### WORK INSTRUCTIONS
Reproduce each line bearing the word "documents".

++++ PROVIDED DATA ++++

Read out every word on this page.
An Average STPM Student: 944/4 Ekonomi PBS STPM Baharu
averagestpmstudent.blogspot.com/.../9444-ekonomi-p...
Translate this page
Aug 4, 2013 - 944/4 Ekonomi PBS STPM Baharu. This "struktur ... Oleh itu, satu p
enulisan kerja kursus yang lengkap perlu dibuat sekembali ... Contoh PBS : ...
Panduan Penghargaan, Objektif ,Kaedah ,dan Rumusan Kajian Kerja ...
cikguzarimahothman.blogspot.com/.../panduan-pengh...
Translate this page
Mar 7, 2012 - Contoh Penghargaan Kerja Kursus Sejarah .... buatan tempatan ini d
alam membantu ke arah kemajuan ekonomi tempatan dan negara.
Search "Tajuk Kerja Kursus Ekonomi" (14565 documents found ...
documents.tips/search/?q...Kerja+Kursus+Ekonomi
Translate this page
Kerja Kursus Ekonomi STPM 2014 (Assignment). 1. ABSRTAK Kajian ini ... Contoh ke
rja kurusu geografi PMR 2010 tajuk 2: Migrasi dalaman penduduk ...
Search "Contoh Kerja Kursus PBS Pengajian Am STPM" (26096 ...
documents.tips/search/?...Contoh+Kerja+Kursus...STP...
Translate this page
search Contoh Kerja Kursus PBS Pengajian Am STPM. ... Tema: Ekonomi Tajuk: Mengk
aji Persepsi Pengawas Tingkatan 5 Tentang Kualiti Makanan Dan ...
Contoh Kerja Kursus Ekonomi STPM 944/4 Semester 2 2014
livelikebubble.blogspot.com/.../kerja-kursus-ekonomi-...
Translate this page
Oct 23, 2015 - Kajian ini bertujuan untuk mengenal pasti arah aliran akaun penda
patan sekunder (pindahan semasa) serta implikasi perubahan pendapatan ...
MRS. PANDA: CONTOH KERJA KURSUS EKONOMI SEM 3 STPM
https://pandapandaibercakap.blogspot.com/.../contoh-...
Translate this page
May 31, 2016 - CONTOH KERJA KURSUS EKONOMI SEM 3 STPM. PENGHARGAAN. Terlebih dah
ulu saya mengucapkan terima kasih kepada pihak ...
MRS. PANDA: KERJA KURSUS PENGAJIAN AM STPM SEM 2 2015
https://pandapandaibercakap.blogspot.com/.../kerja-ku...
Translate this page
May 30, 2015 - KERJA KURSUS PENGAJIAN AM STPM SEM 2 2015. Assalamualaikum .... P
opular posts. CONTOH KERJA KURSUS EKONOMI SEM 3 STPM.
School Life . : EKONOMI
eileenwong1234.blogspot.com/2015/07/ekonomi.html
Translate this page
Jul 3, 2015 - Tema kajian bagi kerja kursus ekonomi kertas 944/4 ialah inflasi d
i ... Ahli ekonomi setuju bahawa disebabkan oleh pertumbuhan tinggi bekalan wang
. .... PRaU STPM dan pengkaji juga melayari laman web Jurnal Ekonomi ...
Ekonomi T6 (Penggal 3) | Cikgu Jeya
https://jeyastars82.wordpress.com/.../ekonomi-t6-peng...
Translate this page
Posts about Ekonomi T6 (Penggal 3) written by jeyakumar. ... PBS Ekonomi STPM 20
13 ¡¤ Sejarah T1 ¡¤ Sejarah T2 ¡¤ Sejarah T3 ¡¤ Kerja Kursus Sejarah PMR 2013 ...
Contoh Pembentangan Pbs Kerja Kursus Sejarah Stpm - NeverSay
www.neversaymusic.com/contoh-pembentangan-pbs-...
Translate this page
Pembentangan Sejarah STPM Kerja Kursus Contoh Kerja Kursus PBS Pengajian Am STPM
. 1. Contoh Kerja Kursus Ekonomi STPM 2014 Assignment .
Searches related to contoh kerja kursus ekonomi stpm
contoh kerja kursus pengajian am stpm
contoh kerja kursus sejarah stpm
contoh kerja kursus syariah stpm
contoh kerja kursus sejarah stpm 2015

++++

### RIGHT ANSWER
Search "Tajuk Kerja Kursus Ekonomi" (14565 documents found ...
documents.tips/search/?q...Kerja+Kursus+Ekonomi
documents.tips/search/?...Contoh+Kerja+Kursus...STP...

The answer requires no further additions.